WHAT YOU HAVE TO DO: Write out, word for word, every line from the one containing "Transcribe this image's" through the last line of the records below, both ends included.

Items from a dataset:
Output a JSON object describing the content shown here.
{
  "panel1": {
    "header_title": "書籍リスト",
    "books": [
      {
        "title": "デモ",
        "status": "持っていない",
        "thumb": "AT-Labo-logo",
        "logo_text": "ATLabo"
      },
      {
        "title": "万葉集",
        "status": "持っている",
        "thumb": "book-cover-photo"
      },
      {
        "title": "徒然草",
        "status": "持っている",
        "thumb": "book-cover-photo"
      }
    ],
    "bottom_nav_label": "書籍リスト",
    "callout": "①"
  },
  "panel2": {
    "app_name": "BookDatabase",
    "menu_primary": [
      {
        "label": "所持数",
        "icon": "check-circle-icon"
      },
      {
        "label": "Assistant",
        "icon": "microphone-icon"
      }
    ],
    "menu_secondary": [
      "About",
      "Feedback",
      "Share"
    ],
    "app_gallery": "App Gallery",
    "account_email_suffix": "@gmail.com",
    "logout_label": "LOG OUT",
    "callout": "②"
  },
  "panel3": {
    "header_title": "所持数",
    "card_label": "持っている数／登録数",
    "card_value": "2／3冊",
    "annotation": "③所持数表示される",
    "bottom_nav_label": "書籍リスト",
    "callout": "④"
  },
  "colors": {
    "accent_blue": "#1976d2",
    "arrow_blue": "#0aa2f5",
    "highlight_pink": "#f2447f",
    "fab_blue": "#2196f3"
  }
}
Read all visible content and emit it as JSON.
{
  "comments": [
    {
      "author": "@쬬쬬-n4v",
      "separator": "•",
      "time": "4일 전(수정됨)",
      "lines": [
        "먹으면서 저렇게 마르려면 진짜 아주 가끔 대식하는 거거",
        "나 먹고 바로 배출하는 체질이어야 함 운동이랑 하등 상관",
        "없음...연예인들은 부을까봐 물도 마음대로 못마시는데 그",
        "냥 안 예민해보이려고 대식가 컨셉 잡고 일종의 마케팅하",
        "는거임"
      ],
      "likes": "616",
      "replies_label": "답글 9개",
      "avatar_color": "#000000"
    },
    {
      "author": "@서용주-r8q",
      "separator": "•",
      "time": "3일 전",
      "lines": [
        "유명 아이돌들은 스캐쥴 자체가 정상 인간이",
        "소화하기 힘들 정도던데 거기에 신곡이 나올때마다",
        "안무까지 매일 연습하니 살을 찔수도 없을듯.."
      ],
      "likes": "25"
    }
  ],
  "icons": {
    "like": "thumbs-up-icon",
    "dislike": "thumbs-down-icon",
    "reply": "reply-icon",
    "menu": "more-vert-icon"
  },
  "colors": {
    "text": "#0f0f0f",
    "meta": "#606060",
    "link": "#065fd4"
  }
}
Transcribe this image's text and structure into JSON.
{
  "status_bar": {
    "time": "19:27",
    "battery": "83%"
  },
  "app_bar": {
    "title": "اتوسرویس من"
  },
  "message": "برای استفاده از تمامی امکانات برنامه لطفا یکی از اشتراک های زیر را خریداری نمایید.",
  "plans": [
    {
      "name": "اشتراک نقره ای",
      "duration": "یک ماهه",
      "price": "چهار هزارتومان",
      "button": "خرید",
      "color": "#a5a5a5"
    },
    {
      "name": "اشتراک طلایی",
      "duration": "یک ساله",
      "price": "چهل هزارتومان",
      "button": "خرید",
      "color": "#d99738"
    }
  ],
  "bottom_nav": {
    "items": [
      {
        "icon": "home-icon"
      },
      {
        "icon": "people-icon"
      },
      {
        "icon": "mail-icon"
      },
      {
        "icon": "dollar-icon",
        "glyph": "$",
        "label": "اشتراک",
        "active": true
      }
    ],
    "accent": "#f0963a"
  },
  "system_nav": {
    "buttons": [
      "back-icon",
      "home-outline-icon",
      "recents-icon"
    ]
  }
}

ANSWER TO THIS EXERCISE:
Transcribe this image's text and structure into JSON.
{
  "status_bar": {
    "time": "19:27",
    "battery": "83%"
  },
  "app_bar": {
    "title": "اتوسرویس من"
  },
  "message": "برای استفاده از تمامی امکانات برنامه لطفا یکی از اشتراک های زیر را خریداری نمایید.",
  "plans": [
    {
      "name": "اشتراک نقره ای",
      "duration": "یک ماهه",
      "price": "چهار هزارتومان",
      "button": "خرید",
      "color": "#a5a5a5"
    },
    {
      "name": "اشتراک طلایی",
      "duration": "یک ساله",
      "price": "چهل هزارتومان",
      "button": "خرید",
      "color": "#d99738"
    }
  ],
  "bottom_nav": {
    "items": [
      {
        "icon": "home-icon"
      },
      {
        "icon": "people-icon"
      },
      {
        "icon": "mail-icon"
      },
      {
        "icon": "dollar-icon",
        "glyph": "$",
        "label": "اشتراک",
        "active": true
      }
    ],
    "accent": "#f0963a"
  },
  "system_nav": {
    "buttons": [
      "back-icon",
      "home-outline-icon",
      "recents-icon"
    ]
  }
}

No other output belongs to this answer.